--- Exercise aim ---
State how many lines in the records hold the word "this", giving the number and no other text.
═══ Material shown ═══
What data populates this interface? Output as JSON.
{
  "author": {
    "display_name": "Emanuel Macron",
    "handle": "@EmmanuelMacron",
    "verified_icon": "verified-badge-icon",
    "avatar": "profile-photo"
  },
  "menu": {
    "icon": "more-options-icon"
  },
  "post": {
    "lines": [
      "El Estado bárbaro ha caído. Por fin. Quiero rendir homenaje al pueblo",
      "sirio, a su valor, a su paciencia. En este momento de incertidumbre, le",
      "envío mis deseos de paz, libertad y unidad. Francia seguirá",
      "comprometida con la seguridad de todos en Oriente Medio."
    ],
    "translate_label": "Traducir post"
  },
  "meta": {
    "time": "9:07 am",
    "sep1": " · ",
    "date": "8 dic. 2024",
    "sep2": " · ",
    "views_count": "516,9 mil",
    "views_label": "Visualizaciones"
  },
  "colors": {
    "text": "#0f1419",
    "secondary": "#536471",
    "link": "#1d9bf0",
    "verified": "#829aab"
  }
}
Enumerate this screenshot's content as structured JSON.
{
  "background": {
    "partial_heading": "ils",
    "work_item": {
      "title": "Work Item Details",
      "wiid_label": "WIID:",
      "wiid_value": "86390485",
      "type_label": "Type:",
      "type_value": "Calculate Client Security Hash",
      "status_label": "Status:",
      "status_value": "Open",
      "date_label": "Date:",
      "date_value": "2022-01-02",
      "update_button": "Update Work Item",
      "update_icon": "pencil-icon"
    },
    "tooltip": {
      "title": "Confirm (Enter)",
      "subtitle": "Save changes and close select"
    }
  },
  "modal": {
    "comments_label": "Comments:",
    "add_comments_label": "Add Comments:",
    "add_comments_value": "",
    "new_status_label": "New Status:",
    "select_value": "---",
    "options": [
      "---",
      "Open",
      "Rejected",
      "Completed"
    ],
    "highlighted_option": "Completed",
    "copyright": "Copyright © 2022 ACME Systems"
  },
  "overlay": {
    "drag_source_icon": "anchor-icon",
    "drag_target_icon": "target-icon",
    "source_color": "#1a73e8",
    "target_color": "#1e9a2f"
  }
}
═══
--- The output ---
2